*USING THE INFORMATION*.
**1.** In the article on the history of gingerbread, why is Queen Elizabeth I usually credited as the first to make a recognizable gingerbread man? Answer in one to three sentences.
**2.** In the article on the history of gingerbread, how far back does the culinary historian it cites trace the earliest gingerbread recipes?
**3.** Write a continuation of the article on the history of gingerbread, beginning after its last sentence.

*PAGE EXCERPT*.
The art of crafting houses and human likenesses from gingerbread has not always been the overtly yuletide activity that it is today.
Classic Gingerbread Cookies image
Classic Gingerbread Cookies image
| Credit: Sheri Giblin; Food Styling: Margaret Dickey; Prop Styling: Amy Stone

Between gift wrapping and preparing for yet another holiday feast, it can be hard to find time for extracurricular seasonal activities, especially when that activity involves gluing gumdrop buttons onto lightly spiced, people-shaped cookies. Still, making gingerbread men can be a relaxing way to both cultivate the yuletide spirit and create impressive, entirely edible decorations. For the more ambitious holiday crafters, gingerbread houses, whether homemade or from a kit, can provide even more Christmas creativity. But while these culinary crafts are now firmly associated with December, it’s worth remembering that that hasn’t always been the case. Gingerbread, in one form or another, has been around since the Ancient Greeks, and when the first gingerbread men were created, Santa was hardly on the decorators’ minds.

According to culinary historian Tori Avey, the earliest gingerbread recipes can be traced back to 2400 B.C. The hardened cookies we think of today, however, didn’t come about until the Middle Ages in Europe, when gingerbread cookies became a staple of local fairs. Gingerbread cookies tended to change shape depending on the season; birds were common in the fall, for example, as were flowers in the spring. But the cookies were also often shaped like animals or royalty, and it wasn’t uncommon for nobility to dress their cookies up with gold leaf in addition to icing. Queen Elizabeth I is usually cited as the first to make what we might recognize as a gingerbread man. Legend has it that when foreign dignitaries came to visit her, she had some cookies decorated to resemble her guests. Rather than being associated with Christmas, gingerbread cookies were largely synonymous with wealth and prosperity; the cookie’s decoration was more highlighted than the season in which it was served.

*PROVIDED DATA*.
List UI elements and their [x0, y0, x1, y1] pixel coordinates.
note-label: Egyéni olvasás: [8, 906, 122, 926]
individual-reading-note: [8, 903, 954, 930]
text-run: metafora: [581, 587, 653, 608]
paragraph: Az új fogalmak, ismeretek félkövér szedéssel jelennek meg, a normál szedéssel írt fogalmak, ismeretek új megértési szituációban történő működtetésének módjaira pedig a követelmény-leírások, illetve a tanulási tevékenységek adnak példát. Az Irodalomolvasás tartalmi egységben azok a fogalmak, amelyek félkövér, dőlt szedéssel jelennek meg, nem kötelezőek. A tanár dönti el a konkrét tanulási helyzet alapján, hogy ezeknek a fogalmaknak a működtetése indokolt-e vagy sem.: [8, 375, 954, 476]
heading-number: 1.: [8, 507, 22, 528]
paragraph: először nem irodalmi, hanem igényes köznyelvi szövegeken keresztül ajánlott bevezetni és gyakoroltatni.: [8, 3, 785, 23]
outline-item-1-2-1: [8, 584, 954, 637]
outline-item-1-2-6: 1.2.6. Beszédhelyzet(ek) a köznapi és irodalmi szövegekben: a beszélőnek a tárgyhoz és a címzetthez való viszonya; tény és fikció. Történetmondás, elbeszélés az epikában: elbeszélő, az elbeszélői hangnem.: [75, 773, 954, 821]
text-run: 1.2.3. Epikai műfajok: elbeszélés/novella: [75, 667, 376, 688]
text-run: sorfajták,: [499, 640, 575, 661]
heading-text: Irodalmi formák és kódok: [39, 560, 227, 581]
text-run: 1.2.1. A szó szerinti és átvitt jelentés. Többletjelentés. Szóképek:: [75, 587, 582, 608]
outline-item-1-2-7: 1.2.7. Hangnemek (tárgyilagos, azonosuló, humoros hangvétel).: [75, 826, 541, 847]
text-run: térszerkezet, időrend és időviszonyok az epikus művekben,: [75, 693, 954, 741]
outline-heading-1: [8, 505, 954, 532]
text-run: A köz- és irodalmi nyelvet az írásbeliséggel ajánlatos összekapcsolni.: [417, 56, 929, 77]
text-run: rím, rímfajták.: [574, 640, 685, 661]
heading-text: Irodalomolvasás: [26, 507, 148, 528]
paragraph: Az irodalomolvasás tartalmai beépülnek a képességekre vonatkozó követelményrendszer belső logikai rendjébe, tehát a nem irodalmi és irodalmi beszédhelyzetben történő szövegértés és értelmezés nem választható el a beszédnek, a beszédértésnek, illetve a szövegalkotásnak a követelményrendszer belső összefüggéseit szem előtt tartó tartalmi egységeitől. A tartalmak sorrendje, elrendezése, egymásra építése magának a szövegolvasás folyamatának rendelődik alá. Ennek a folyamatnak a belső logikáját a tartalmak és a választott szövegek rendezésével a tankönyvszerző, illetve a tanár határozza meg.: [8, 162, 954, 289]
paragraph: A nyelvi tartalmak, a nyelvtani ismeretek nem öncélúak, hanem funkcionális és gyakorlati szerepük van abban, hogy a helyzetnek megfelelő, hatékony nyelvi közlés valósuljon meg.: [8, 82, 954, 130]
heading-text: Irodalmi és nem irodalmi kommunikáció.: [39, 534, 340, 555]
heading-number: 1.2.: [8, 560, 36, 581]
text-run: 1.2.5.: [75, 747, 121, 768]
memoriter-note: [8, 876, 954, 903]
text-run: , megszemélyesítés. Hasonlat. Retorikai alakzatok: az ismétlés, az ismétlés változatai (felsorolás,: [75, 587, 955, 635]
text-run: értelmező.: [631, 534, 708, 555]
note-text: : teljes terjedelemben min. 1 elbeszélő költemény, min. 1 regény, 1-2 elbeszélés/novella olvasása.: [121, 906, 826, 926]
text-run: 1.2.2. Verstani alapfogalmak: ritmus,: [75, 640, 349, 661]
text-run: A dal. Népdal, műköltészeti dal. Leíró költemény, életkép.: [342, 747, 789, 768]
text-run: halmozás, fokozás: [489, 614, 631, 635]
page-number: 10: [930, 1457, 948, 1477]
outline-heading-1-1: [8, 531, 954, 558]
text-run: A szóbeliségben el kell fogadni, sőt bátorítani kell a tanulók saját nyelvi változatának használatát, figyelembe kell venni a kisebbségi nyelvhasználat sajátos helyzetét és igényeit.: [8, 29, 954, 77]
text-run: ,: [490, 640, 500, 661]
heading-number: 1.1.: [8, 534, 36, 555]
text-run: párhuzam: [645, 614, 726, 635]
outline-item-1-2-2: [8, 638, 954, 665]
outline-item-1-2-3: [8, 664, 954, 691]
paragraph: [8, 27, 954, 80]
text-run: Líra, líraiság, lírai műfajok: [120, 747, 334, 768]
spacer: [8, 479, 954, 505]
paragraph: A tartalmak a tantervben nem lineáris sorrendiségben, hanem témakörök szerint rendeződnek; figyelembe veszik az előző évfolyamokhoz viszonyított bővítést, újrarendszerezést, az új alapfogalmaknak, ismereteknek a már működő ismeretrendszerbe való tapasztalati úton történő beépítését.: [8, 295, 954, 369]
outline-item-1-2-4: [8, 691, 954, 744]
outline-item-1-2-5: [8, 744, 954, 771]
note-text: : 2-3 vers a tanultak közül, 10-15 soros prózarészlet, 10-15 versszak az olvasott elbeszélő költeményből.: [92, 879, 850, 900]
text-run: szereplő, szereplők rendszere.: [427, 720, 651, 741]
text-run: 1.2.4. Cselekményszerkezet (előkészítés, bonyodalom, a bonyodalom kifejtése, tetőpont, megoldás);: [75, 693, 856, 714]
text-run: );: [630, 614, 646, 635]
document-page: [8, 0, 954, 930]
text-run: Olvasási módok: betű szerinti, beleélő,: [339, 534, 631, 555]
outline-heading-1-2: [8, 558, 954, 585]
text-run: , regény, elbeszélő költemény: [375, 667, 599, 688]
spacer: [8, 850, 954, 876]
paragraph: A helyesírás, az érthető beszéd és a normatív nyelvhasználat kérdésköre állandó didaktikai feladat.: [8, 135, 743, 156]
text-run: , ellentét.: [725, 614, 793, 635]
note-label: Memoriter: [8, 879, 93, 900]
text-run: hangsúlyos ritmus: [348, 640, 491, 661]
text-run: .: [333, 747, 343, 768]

*TASK RESPONSES*.
**1.** Queen Elizabeth I is usually credited because, according to legend, she had cookies decorated to resemble foreign dignitaries who came to visit her. Those cookies shaped like her guests are considered the first resemblance to a gingerbread man.

**2.** To 2400 B.C.

**3.**
Gingerbread houses, which came about in the 1600s, did gain a more immediate association with Christmastime. The German people who pioneered the craft more intuitively connected the gilded, elaborately iced edible structures to Christmas celebrations. The culinary craft project didn’t become truly popular, however, until the Brothers Grimm released their popular version of the Hansel and Gretel folktale two centuries later. The story, in which two children are almost lured to their deaths by a witch living in a gingerbread house, captured people’s imagination and spread the practice across Europe. Some even believe the gingerbread house originated with the Grimm Brothers’ story; while that’s untrue, it’s possible that the source of the famous fable influenced the tradition. A severe famine during the 1300s, for example, likely led to the Hansel and Gretel tale; during that catastrophe, parents turned their children out because they were unable to feed them.

These days, gingerbread houses have little to do with childhood peril—unless the danger is too much sugar. Gone, too, are the days when gingerbread men are dressed up like kings and queens. But regardless of their origins, the gingerbread baking customs we associate with Christmas today are perfectly capable of filling you with holiday cheer (especially if you have a special soft spot for royal icing).